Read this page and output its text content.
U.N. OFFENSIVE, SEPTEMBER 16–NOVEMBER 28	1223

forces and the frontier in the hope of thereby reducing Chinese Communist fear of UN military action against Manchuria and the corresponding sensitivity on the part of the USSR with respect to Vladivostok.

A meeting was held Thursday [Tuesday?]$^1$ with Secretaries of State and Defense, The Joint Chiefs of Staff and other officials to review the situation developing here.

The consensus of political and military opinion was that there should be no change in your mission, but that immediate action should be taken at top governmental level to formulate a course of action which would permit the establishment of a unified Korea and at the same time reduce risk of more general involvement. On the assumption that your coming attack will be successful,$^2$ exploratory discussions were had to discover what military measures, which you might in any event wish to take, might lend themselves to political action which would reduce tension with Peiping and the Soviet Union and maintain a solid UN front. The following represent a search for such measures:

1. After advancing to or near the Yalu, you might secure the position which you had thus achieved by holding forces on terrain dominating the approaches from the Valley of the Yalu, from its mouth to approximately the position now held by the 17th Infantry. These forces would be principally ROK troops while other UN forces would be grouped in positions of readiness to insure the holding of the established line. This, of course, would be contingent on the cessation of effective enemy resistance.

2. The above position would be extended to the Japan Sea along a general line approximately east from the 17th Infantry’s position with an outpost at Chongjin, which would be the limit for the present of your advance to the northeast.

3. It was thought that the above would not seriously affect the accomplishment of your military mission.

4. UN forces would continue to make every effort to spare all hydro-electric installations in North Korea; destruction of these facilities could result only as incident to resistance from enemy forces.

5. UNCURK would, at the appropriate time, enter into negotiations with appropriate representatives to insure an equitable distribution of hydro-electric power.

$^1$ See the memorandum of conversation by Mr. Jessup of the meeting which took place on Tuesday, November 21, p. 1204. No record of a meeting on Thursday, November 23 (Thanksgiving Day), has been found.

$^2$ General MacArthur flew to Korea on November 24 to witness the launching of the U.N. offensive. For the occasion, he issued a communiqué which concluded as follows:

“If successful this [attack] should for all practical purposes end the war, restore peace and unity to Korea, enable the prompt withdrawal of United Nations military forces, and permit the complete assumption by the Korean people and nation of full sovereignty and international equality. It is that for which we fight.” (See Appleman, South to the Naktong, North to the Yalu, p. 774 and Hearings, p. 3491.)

# [TASK TO CARRY OUT]
Return all of the entries exactly as they were supplied.

# [SOLUTION FOR THIS TASK]
Read this page and output its text content.
U.N. OFFENSIVE, SEPTEMBER 16–NOVEMBER 28	1223

forces and the frontier in the hope of thereby reducing Chinese Communist fear of UN military action against Manchuria and the corresponding sensitivity on the part of the USSR with respect to Vladivostok.

A meeting was held Thursday [Tuesday?]$^1$ with Secretaries of State and Defense, The Joint Chiefs of Staff and other officials to review the situation developing here.

The consensus of political and military opinion was that there should be no change in your mission, but that immediate action should be taken at top governmental level to formulate a course of action which would permit the establishment of a unified Korea and at the same time reduce risk of more general involvement. On the assumption that your coming attack will be successful,$^2$ exploratory discussions were had to discover what military measures, which you might in any event wish to take, might lend themselves to political action which would reduce tension with Peiping and the Soviet Union and maintain a solid UN front. The following represent a search for such measures:

1. After advancing to or near the Yalu, you might secure the position which you had thus achieved by holding forces on terrain dominating the approaches from the Valley of the Yalu, from its mouth to approximately the position now held by the 17th Infantry. These forces would be principally ROK troops while other UN forces would be grouped in positions of readiness to insure the holding of the established line. This, of course, would be contingent on the cessation of effective enemy resistance.

2. The above position would be extended to the Japan Sea along a general line approximately east from the 17th Infantry’s position with an outpost at Chongjin, which would be the limit for the present of your advance to the northeast.

3. It was thought that the above would not seriously affect the accomplishment of your military mission.

4. UN forces would continue to make every effort to spare all hydro-electric installations in North Korea; destruction of these facilities could result only as incident to resistance from enemy forces.

5. UNCURK would, at the appropriate time, enter into negotiations with appropriate representatives to insure an equitable distribution of hydro-electric power.

$^1$ See the memorandum of conversation by Mr. Jessup of the meeting which took place on Tuesday, November 21, p. 1204. No record of a meeting on Thursday, November 23 (Thanksgiving Day), has been found.

$^2$ General MacArthur flew to Korea on November 24 to witness the launching of the U.N. offensive. For the occasion, he issued a communiqué which concluded as follows:

“If successful this [attack] should for all practical purposes end the war, restore peace and unity to Korea, enable the prompt withdrawal of United Nations military forces, and permit the complete assumption by the Korean people and nation of full sovereignty and international equality. It is that for which we fight.” (See Appleman, South to the Naktong, North to the Yalu, p. 774 and Hearings, p. 3491.)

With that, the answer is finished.